[Dataset records]

= = =

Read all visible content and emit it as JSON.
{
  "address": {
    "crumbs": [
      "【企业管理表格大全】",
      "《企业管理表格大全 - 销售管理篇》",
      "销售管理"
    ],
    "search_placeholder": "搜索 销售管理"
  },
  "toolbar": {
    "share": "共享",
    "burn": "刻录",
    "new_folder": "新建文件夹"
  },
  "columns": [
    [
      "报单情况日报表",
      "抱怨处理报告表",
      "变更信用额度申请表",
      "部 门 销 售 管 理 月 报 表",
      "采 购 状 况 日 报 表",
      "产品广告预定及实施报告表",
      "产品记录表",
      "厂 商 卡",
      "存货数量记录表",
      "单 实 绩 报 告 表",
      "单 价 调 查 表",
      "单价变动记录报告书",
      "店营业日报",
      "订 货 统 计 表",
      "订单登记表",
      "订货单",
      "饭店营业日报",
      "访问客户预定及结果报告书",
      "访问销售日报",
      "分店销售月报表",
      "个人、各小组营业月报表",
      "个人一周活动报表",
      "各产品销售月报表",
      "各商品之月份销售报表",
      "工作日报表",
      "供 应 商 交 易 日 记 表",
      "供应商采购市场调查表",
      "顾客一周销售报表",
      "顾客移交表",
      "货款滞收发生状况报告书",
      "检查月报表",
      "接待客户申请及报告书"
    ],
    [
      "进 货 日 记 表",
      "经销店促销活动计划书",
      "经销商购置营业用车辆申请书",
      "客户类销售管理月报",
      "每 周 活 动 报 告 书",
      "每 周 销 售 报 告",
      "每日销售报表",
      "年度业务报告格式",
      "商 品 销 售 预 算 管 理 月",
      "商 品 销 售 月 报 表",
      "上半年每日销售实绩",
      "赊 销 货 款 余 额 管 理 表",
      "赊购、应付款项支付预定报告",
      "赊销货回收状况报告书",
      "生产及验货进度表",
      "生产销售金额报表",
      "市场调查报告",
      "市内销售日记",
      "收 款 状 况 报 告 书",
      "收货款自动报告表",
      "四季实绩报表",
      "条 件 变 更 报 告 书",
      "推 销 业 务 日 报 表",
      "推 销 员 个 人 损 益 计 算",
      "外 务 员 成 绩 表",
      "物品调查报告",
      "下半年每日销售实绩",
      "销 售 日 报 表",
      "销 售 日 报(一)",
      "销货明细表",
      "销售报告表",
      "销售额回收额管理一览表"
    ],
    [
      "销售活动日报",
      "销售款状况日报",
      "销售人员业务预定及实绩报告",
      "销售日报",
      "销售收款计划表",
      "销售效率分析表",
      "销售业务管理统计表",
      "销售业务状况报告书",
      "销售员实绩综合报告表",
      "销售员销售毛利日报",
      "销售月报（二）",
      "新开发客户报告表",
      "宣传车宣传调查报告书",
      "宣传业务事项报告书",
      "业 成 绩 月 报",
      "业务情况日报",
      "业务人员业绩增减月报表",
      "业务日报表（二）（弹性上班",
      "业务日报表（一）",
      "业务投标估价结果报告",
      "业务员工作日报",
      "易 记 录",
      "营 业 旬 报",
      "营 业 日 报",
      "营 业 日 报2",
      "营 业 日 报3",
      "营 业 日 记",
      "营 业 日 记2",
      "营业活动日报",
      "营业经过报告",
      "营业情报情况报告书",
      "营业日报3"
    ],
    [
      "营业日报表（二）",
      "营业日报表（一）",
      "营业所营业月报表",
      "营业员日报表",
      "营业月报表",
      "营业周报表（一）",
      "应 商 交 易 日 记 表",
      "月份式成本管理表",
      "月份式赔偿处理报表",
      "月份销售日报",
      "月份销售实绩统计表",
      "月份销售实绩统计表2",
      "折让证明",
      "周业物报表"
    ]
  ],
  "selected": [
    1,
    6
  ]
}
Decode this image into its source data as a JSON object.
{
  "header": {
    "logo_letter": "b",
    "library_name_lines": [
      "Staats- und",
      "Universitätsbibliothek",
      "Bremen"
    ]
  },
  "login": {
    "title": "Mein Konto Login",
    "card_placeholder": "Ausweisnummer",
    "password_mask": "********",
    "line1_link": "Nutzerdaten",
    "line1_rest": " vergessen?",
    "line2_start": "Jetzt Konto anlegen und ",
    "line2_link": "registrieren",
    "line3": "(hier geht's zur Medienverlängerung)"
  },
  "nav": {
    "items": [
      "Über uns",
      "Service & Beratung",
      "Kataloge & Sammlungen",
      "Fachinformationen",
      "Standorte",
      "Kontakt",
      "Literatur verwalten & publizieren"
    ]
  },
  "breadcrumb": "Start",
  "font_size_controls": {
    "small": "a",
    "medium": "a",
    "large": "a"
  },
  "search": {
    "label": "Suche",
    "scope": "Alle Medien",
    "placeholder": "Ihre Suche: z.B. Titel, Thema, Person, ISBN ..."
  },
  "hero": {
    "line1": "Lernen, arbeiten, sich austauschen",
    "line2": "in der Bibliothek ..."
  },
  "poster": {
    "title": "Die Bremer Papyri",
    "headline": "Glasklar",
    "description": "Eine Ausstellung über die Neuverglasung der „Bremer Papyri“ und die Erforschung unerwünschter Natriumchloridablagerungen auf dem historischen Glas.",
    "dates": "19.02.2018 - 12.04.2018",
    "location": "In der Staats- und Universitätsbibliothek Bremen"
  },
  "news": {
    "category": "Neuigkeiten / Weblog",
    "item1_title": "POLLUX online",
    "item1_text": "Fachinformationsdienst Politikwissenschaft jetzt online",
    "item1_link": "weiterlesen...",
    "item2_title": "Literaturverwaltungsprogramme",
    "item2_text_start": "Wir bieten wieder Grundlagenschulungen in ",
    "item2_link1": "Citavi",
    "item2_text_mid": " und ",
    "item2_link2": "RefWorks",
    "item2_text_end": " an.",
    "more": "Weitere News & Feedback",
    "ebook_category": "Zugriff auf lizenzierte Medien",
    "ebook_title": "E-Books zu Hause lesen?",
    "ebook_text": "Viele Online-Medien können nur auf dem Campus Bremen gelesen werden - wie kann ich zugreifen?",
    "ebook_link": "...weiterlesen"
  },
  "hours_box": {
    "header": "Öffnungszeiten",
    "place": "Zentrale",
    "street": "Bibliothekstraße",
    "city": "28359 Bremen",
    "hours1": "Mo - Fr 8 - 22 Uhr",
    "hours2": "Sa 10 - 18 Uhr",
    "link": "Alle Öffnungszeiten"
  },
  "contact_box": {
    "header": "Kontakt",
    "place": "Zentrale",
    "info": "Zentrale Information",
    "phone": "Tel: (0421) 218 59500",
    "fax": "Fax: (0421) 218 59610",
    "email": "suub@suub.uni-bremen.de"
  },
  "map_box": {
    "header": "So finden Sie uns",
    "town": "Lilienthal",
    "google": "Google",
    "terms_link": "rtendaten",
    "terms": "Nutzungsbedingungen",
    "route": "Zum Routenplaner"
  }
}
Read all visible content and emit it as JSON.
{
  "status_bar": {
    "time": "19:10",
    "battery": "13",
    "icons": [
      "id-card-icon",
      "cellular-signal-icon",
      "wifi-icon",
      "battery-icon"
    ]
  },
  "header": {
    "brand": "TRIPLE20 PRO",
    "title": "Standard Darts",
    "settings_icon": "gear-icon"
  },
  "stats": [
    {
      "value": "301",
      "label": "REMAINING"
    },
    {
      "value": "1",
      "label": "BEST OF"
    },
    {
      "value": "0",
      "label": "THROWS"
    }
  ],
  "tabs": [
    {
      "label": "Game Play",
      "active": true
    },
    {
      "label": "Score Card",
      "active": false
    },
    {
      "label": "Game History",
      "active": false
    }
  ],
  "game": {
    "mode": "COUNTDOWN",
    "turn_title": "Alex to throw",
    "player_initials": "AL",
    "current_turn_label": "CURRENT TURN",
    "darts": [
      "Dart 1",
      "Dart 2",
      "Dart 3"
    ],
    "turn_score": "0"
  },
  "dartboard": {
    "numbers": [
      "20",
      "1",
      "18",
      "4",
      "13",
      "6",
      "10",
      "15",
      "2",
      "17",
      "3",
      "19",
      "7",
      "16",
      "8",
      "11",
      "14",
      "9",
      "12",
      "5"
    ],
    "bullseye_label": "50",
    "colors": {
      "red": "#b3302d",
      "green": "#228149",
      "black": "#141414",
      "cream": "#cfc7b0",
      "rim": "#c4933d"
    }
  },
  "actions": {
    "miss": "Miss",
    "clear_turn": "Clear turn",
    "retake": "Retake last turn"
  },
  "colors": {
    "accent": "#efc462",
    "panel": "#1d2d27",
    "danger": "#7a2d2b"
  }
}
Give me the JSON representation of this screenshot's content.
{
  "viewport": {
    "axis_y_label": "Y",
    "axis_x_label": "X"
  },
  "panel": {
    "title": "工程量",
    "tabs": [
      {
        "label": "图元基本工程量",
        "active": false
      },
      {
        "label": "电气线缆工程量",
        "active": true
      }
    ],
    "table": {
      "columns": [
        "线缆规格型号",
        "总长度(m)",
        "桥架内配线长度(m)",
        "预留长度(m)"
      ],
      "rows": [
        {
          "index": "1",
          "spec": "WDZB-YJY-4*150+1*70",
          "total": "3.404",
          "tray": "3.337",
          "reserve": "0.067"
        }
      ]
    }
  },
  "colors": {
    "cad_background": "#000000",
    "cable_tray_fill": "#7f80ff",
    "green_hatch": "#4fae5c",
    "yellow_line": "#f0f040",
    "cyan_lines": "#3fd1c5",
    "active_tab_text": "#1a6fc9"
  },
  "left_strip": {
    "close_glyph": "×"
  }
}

= = =

(What the task requires)
Where a line above contains the string "Alle", copy that line.

(Exercise solution)
    "scope": "Alle Medien",
    "link": "Alle Öffnungszeiten"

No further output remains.